### WORK TO COMPLETE
What is the number of lines containing the word "code"? Give that number alone.

### SUPPLIED ENTRIES
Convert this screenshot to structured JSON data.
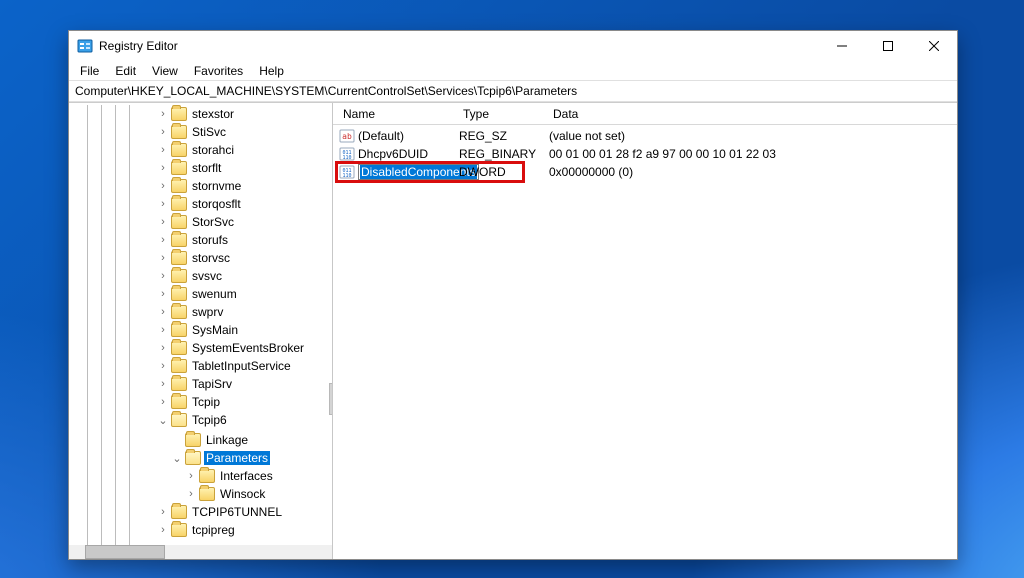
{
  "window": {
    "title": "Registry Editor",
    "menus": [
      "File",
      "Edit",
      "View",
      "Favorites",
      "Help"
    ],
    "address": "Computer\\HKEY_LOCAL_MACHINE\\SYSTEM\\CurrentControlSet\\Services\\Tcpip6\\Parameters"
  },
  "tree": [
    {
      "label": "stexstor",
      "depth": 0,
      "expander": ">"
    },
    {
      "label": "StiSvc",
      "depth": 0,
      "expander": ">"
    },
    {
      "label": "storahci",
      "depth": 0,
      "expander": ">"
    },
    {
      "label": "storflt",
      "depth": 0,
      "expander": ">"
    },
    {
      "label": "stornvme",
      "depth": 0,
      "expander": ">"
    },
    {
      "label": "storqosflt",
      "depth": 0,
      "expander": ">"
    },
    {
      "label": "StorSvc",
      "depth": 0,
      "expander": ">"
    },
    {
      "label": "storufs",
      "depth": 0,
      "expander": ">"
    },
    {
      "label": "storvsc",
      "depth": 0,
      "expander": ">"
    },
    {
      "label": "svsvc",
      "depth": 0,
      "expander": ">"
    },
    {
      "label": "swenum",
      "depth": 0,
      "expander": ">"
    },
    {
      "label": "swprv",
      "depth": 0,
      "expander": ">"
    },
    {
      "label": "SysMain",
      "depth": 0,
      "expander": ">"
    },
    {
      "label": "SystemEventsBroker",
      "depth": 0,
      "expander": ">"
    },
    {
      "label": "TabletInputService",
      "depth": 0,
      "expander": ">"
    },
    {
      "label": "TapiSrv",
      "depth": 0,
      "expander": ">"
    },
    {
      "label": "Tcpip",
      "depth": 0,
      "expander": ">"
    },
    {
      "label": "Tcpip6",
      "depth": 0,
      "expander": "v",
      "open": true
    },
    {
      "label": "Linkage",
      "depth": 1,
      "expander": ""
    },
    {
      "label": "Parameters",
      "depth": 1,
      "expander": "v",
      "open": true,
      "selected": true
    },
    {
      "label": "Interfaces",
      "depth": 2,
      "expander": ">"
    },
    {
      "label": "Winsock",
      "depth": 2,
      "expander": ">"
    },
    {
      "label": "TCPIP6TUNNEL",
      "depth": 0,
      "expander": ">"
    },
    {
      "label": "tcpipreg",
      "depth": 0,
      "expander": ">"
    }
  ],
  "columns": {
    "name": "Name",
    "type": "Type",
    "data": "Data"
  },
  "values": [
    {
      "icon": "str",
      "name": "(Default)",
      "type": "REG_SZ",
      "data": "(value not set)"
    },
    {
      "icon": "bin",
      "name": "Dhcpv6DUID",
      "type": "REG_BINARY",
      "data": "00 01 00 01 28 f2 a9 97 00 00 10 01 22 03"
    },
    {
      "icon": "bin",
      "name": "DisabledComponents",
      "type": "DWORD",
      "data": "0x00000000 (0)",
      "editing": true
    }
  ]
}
* * *
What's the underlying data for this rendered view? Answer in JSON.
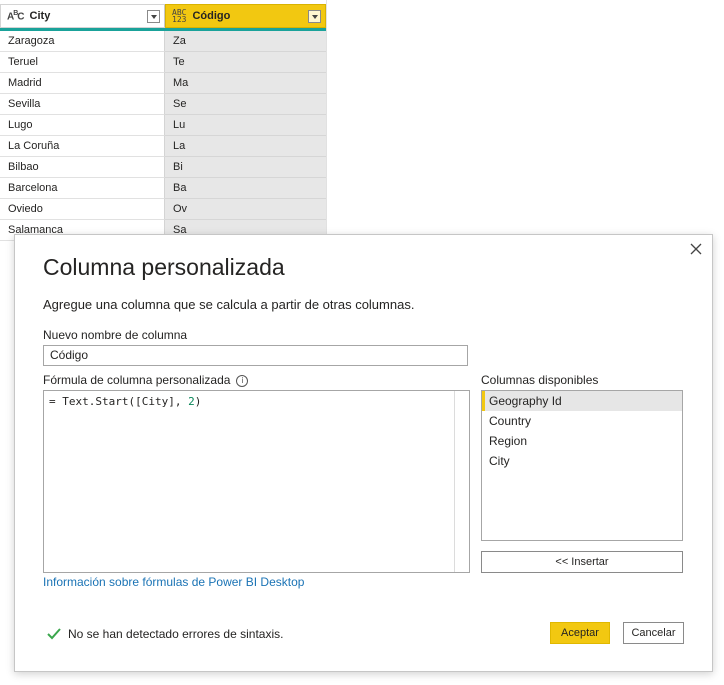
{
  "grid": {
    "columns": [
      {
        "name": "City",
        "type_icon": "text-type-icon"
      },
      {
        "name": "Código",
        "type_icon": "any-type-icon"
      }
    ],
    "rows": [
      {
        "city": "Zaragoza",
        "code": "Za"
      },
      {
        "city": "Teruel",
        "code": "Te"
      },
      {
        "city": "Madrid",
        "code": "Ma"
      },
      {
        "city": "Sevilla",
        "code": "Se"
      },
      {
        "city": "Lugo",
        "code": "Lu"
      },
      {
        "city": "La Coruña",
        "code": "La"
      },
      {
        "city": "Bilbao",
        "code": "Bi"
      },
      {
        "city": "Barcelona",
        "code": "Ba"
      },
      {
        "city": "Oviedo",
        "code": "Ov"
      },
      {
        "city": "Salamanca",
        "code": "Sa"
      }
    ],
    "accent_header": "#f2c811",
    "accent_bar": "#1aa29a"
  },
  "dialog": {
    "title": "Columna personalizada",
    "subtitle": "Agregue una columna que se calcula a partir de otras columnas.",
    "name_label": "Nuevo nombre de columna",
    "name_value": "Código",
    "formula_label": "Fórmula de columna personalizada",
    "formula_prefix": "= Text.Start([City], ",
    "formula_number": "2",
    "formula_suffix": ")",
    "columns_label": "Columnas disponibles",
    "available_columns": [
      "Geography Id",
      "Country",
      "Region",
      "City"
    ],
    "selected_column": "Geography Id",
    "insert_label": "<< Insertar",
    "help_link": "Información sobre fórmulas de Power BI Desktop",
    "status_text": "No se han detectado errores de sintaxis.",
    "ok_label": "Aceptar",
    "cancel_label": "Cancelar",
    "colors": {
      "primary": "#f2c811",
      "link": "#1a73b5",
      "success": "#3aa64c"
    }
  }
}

### SOLVED PROBLEM
10